(Dataset records)
────
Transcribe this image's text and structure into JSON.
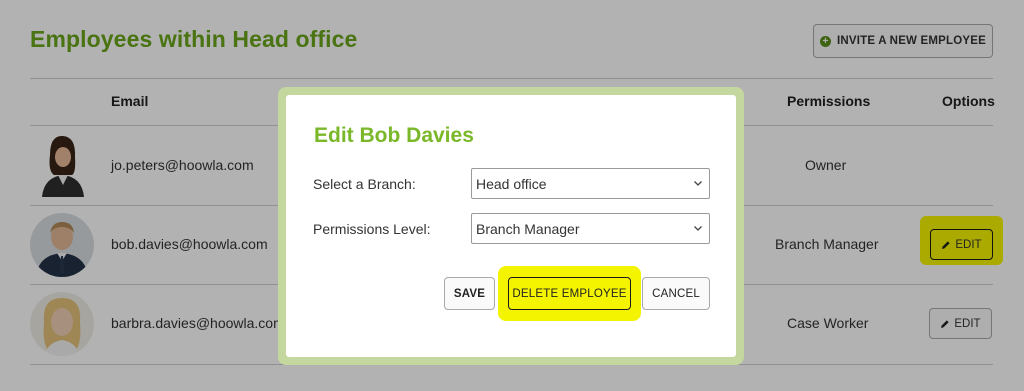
{
  "page": {
    "title": "Employees within Head office",
    "invite_label": "INVITE A NEW EMPLOYEE"
  },
  "table": {
    "headers": {
      "email": "Email",
      "permissions": "Permissions",
      "options": "Options"
    },
    "rows": [
      {
        "email": "jo.peters@hoowla.com",
        "permissions": "Owner",
        "action": ""
      },
      {
        "email": "bob.davies@hoowla.com",
        "permissions": "Branch Manager",
        "action": "EDIT"
      },
      {
        "email": "barbra.davies@hoowla.com",
        "permissions": "Case Worker",
        "action": "EDIT"
      }
    ]
  },
  "modal": {
    "title": "Edit Bob Davies",
    "branch_label": "Select a Branch:",
    "branch_value": "Head office",
    "permissions_label": "Permissions Level:",
    "permissions_value": "Branch Manager",
    "save_label": "SAVE",
    "delete_label": "DELETE EMPLOYEE",
    "cancel_label": "CANCEL"
  },
  "colors": {
    "accent_green": "#6aa51a",
    "modal_title_green": "#7ab829",
    "highlight_yellow": "#f4f400"
  },
  "icons": {
    "invite": "plus-circle-icon",
    "edit": "pencil-icon",
    "select": "chevron-down-icon"
  }
}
────
### What the task asks
All the lines above are to be reproduced exactly, except the pictures.

### Answer to this task
Transcribe this image's text and structure into JSON.
{
  "page": {
    "title": "Employees within Head office",
    "invite_label": "INVITE A NEW EMPLOYEE"
  },
  "table": {
    "headers": {
      "email": "Email",
      "permissions": "Permissions",
      "options": "Options"
    },
    "rows": [
      {
        "email": "jo.peters@hoowla.com",
        "permissions": "Owner",
        "action": ""
      },
      {
        "email": "bob.davies@hoowla.com",
        "permissions": "Branch Manager",
        "action": "EDIT"
      },
      {
        "email": "barbra.davies@hoowla.com",
        "permissions": "Case Worker",
        "action": "EDIT"
      }
    ]
  },
  "modal": {
    "title": "Edit Bob Davies",
    "branch_label": "Select a Branch:",
    "branch_value": "Head office",
    "permissions_label": "Permissions Level:",
    "permissions_value": "Branch Manager",
    "save_label": "SAVE",
    "delete_label": "DELETE EMPLOYEE",
    "cancel_label": "CANCEL"
  },
  "colors": {
    "accent_green": "#6aa51a",
    "modal_title_green": "#7ab829",
    "highlight_yellow": "#f4f400"
  },
  "icons": {
    "invite": "plus-circle-icon",
    "edit": "pencil-icon",
    "select": "chevron-down-icon"
  }
}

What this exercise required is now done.